#### [PROMPT]
Select the lines that hold the word "Ethische" and copy each one.

★ ★ ★ ★ ★ ★ ★

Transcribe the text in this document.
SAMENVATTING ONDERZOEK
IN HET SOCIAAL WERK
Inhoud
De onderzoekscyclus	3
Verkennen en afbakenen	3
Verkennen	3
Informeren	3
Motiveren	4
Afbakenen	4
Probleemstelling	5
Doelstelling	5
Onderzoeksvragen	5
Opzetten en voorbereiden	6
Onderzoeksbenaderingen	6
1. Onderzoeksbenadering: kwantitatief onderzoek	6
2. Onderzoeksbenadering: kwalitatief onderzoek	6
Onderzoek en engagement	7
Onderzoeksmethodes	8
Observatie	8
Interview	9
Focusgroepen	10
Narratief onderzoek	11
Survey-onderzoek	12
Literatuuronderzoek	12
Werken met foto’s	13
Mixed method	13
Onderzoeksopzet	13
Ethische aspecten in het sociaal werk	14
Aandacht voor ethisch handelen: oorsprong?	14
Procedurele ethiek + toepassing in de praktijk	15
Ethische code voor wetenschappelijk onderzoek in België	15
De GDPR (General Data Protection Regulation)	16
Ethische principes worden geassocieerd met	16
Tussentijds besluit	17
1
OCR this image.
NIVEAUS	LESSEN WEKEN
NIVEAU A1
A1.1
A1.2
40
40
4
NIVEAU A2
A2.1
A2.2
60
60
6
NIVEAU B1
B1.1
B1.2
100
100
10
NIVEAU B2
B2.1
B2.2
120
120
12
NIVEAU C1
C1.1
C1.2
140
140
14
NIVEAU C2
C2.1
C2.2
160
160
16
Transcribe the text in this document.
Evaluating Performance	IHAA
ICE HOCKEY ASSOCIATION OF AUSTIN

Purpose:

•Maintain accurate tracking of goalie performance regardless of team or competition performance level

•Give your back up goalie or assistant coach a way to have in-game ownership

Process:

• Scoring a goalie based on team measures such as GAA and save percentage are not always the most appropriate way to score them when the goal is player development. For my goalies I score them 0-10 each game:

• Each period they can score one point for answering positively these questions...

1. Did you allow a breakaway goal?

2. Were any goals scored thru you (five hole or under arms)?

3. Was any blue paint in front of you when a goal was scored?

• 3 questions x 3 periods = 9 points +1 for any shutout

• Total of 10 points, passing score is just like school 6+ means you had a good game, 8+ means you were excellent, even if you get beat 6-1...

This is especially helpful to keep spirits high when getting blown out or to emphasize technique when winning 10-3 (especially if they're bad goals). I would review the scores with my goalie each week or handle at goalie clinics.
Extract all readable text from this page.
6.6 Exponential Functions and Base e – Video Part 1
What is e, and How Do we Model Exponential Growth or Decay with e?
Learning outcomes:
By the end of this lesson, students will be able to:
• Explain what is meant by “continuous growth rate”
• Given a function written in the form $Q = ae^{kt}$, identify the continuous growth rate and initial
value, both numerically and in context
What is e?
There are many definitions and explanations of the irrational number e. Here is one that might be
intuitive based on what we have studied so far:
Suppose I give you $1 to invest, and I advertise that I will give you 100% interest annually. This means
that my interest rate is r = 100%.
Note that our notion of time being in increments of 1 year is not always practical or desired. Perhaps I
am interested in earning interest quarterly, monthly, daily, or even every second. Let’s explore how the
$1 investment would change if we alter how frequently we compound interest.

★ ★ ★ ★ ★ ★ ★

#### [EXPECTED OUTPUT]
Ethische aspecten in het sociaal werk	14
Ethische code voor wetenschappelijk onderzoek in België	15
Ethische principes worden geassocieerd met	16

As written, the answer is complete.